**AIM OF THE EXERCISE:** Your task is to locate every line holding the string "noventa" and to copy each of them.

**PROVIDED DATA:**
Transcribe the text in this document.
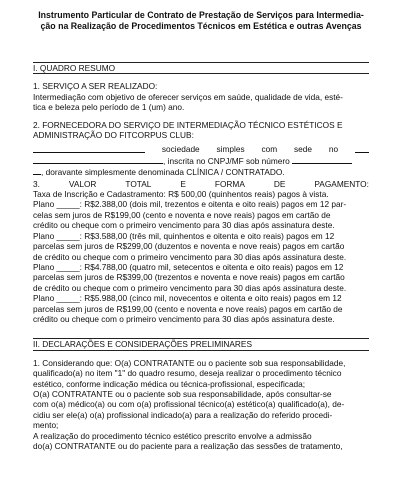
Instrumento Particular de Contrato de Prestação de Serviços para Intermedia-
ção na Realização de Procedimentos Técnicos em Estética e outras Avenças
I. QUADRO RESUMO
1. SERVIÇO A SER REALIZADO:
Intermediação com objetivo de oferecer serviços em saúde, qualidade de vida, esté-
tica e beleza pelo período de 1 (um) ano.
2. FORNECEDORA DO SERVIÇO DE INTERMEDIAÇÃO TÉCNICO ESTÉTICOS E
ADMINISTRAÇÃO DO FITCORPUS CLUB:
sociedade simples com sede no
, inscrita no CNPJ/MF sob número
, doravante simplesmente denominada CLÍNICA / CONTRATADO.
3.	VALOR	TOTAL	E	FORMA	DE	PAGAMENTO:
Taxa de Inscrição e Cadastramento: R$ 500,00 (quinhentos reais) pagos à vista.
Plano _____: R$2.388,00 (dois mil, trezentos e oitenta e oito reais) pagos em 12 par-
celas sem juros de R$199,00 (cento e noventa e nove reais) pagos em cartão de
crédito ou cheque com o primeiro vencimento para 30 dias após assinatura deste.
Plano _____: R$3.588,00 (três mil, quinhentos e oitenta e oito reais) pagos em 12
parcelas sem juros de R$299,00 (duzentos e noventa e nove reais) pagos em cartão
de crédito ou cheque com o primeiro vencimento para 30 dias após assinatura deste.
Plano _____: R$4.788,00 (quatro mil, setecentos e oitenta e oito reais) pagos em 12
parcelas sem juros de R$399,00 (trezentos e noventa e nove reais) pagos em cartão
de crédito ou cheque com o primeiro vencimento para 30 dias após assinatura deste.
Plano _____: R$5.988,00 (cinco mil, novecentos e oitenta e oito reais) pagos em 12
parcelas sem juros de R$199,00 (cento e noventa e nove reais) pagos em cartão de
crédito ou cheque com o primeiro vencimento para 30 dias após assinatura deste.
II. DECLARAÇÕES E CONSIDERAÇÕES PRELIMINARES
1. Considerando que: O(a) CONTRATANTE ou o paciente sob sua responsabilidade,
qualificado(a) no item "1" do quadro resumo, deseja realizar o procedimento técnico
estético, conforme indicação médica ou técnica-profissional, especificada;
O(a) CONTRATANTE ou o paciente sob sua responsabilidade, após consultar-se
com o(a) médico(a) ou com o(a) profissional técnico(a) estético(a) qualificado(a), de-
cidiu ser ele(a) o(a) profissional indicado(a) para a realização do referido procedi-
mento;
A realização do procedimento técnico estético prescrito envolve a admissão
do(a) CONTRATANTE ou do paciente para a realização das sessões de tratamento,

**REPLY TO THE EXERCISE:**
celas sem juros de R$199,00 (cento e noventa e nove reais) pagos em cartão de
parcelas sem juros de R$299,00 (duzentos e noventa e nove reais) pagos em cartão
parcelas sem juros de R$399,00 (trezentos e noventa e nove reais) pagos em cartão
parcelas sem juros de R$199,00 (cento e noventa e nove reais) pagos em cartão de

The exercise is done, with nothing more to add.